What you have to do: Count every line in the entries that follow where the word "grid" appears, then state only the total.

Material:
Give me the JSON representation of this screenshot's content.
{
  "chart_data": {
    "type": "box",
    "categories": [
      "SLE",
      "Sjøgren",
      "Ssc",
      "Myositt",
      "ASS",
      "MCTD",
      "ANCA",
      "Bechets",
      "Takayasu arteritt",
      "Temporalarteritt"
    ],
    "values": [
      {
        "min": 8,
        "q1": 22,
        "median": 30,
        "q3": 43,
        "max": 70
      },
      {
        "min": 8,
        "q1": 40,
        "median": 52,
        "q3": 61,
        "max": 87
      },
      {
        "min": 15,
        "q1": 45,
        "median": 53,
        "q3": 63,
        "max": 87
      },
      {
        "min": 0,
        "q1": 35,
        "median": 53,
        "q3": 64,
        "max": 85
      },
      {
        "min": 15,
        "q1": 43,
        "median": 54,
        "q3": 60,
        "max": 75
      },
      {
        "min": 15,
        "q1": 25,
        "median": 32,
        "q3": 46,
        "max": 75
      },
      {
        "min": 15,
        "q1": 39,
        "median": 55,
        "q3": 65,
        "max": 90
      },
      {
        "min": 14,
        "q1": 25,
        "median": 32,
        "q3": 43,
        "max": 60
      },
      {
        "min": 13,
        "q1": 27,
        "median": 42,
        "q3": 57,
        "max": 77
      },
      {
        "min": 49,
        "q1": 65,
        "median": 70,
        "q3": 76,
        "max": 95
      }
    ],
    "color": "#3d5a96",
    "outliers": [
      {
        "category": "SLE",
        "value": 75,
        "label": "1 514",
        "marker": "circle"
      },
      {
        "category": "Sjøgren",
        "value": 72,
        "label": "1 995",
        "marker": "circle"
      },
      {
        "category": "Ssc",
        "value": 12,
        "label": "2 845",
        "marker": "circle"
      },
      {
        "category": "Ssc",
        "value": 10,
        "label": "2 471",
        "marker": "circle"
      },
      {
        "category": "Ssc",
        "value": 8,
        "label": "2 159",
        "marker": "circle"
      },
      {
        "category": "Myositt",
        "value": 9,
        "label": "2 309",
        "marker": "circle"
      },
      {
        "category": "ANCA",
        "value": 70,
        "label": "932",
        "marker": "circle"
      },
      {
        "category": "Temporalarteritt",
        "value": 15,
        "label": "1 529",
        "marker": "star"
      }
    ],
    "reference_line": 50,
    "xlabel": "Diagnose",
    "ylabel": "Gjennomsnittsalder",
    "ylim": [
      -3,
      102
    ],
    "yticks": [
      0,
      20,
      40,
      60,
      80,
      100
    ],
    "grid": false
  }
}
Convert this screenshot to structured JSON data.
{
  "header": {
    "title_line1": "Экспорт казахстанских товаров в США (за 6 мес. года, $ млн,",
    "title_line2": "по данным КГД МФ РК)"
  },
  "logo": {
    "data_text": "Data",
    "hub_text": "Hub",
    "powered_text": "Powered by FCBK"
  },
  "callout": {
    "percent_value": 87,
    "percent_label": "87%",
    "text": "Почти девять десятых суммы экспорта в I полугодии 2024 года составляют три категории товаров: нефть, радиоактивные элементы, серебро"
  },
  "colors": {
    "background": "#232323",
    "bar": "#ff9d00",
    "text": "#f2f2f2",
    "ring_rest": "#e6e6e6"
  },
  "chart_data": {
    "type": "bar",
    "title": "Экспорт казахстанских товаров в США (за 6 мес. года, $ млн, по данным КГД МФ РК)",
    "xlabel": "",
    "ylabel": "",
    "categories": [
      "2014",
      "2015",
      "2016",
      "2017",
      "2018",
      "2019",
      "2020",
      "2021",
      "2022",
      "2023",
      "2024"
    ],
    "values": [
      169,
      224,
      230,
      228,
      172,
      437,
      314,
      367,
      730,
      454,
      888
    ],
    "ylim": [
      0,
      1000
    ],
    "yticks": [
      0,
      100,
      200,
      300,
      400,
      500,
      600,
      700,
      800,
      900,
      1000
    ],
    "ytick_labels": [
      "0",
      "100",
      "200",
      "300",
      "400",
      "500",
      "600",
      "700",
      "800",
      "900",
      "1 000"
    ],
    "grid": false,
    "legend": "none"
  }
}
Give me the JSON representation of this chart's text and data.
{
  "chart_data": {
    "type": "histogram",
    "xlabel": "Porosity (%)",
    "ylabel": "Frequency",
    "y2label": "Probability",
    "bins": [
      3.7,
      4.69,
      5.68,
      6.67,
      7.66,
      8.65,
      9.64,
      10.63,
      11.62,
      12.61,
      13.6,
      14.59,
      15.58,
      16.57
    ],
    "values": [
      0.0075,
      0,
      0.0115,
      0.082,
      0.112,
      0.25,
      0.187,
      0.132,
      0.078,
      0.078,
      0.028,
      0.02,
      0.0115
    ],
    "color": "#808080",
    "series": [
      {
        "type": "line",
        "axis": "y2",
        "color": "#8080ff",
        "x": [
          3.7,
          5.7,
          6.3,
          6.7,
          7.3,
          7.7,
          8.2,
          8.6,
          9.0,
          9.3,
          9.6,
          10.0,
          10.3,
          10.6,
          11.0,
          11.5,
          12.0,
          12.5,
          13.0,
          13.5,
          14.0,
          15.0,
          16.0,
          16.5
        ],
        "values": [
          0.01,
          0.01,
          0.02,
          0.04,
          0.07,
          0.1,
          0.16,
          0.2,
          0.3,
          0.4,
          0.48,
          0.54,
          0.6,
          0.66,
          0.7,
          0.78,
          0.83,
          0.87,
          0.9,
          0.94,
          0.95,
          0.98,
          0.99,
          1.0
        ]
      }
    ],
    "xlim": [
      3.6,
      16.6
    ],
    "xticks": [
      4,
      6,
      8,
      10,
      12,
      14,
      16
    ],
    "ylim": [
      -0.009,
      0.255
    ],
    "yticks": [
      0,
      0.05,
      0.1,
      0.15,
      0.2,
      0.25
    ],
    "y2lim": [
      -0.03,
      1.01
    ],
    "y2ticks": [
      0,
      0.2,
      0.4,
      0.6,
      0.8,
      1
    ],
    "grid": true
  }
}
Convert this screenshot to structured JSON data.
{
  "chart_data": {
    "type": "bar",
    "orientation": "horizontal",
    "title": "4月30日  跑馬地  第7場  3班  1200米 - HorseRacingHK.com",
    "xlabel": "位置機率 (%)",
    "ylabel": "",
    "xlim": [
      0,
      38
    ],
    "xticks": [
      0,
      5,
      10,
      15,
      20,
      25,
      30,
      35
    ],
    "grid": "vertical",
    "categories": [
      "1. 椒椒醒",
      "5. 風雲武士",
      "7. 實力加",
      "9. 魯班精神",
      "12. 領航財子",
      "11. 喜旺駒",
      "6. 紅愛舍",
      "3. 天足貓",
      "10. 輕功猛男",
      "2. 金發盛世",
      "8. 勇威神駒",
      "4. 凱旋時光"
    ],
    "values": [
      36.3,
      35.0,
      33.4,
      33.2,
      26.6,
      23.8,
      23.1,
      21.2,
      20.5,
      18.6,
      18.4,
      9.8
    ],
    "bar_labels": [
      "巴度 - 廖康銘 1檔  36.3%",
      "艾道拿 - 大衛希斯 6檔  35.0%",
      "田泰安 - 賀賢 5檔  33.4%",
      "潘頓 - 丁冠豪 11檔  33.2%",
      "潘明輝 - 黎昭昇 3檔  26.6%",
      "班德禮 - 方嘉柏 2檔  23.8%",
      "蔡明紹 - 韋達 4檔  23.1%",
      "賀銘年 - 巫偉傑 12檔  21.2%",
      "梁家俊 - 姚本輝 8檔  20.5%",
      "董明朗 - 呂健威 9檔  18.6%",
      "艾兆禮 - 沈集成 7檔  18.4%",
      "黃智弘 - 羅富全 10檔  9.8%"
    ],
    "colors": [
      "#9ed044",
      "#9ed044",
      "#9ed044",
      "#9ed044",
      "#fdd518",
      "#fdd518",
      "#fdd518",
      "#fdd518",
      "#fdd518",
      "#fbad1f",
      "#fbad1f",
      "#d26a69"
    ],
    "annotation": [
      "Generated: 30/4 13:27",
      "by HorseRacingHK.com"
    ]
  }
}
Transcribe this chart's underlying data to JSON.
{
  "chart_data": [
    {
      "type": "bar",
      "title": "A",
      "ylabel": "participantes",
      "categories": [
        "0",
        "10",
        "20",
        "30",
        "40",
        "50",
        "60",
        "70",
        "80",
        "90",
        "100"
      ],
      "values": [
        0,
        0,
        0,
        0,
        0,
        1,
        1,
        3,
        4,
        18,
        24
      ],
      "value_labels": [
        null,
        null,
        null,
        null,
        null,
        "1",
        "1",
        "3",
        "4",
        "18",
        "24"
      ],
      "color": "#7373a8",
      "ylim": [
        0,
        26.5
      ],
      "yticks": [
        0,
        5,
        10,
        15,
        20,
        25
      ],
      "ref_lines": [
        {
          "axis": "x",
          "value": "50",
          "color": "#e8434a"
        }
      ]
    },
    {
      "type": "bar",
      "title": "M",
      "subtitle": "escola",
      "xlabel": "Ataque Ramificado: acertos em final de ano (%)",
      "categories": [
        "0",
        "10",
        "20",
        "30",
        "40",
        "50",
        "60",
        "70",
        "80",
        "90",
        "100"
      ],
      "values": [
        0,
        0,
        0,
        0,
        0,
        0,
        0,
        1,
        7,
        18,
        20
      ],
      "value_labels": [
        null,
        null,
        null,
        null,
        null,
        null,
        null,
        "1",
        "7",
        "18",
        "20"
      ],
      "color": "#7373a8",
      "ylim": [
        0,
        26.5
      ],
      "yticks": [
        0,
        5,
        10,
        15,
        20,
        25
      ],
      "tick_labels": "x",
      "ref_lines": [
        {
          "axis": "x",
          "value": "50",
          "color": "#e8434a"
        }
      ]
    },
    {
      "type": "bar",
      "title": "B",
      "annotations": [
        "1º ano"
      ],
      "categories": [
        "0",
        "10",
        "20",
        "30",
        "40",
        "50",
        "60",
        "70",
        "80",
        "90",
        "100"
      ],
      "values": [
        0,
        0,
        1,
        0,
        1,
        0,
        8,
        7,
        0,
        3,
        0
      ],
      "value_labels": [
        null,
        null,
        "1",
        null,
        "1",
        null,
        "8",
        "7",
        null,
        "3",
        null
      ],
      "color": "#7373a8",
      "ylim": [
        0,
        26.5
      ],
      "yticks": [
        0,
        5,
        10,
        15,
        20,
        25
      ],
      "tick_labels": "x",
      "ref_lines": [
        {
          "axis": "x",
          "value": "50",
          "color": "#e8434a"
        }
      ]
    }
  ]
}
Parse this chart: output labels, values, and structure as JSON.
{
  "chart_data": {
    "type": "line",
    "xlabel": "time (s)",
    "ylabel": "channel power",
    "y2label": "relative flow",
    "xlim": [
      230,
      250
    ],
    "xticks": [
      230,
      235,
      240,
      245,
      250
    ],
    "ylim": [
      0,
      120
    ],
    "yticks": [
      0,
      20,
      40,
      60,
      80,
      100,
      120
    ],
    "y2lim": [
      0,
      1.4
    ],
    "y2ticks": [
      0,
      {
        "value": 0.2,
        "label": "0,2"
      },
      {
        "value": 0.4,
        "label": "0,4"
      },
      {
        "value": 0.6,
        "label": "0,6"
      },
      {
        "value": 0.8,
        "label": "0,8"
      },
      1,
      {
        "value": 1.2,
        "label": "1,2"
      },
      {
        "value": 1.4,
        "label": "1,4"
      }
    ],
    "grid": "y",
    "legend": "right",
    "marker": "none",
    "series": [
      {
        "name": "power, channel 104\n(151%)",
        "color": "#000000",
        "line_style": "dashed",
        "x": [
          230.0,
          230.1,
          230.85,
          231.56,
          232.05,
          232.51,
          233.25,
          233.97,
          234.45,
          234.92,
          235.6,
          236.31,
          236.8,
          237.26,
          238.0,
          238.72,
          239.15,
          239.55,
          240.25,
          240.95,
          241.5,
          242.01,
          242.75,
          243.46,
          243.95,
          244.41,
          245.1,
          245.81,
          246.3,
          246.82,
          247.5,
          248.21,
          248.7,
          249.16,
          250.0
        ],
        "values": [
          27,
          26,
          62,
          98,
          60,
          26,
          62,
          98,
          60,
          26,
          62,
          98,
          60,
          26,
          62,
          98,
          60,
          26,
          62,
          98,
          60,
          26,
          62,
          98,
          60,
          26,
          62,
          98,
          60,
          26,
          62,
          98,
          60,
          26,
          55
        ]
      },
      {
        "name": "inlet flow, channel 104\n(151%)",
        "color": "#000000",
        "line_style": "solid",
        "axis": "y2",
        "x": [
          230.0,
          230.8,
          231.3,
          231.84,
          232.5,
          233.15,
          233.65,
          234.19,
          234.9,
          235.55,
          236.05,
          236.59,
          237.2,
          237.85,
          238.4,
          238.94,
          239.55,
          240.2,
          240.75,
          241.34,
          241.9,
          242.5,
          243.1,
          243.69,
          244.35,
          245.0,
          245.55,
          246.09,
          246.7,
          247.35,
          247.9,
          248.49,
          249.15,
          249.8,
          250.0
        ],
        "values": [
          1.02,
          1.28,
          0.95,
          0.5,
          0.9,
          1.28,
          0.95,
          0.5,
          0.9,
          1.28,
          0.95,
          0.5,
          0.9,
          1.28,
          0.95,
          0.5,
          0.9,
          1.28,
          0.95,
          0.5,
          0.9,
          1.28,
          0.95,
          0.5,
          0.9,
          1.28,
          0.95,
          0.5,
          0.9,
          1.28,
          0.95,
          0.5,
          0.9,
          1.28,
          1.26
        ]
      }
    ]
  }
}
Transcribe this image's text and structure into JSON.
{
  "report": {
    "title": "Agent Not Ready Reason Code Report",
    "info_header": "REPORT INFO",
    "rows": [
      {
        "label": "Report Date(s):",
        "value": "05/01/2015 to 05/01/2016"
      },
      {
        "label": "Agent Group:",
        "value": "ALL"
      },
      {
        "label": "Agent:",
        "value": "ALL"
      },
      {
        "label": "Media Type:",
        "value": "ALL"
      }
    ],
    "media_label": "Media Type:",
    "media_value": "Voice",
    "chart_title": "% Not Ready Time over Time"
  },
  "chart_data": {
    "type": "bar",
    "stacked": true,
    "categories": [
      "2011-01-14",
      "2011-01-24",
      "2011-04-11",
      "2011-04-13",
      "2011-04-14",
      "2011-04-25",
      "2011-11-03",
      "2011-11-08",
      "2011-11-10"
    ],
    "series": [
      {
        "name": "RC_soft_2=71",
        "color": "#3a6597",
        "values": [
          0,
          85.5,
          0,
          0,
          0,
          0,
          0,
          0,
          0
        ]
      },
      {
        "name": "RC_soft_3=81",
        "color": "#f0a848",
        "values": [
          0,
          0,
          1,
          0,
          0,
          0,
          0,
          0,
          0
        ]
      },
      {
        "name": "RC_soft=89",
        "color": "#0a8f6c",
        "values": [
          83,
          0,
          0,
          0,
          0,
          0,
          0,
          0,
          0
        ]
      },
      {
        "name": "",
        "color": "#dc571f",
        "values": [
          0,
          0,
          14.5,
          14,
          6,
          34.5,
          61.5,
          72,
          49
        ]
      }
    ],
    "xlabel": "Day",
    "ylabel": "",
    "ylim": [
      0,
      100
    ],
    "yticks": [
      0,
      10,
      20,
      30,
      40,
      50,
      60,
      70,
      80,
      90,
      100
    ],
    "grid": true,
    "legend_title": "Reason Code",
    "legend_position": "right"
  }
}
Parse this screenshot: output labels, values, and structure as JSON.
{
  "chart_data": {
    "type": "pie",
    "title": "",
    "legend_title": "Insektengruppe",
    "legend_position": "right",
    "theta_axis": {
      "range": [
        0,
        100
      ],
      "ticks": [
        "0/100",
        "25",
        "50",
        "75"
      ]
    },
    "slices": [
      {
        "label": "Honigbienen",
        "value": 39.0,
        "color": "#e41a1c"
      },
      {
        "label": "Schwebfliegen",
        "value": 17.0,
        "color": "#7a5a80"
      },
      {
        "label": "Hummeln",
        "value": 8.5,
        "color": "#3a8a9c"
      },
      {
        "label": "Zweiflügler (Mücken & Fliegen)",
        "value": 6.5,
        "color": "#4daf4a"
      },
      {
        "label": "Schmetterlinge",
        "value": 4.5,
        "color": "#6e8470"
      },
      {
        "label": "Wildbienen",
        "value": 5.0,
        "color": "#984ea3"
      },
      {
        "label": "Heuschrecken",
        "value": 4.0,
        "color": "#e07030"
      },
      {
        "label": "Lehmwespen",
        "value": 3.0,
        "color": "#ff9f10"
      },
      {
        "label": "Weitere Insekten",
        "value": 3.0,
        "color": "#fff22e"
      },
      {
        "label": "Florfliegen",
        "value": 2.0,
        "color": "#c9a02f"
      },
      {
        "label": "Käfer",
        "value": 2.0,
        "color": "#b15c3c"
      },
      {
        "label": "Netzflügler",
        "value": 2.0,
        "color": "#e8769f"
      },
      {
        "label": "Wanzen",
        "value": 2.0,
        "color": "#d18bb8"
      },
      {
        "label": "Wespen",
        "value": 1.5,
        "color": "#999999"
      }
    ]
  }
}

Response to this task: 6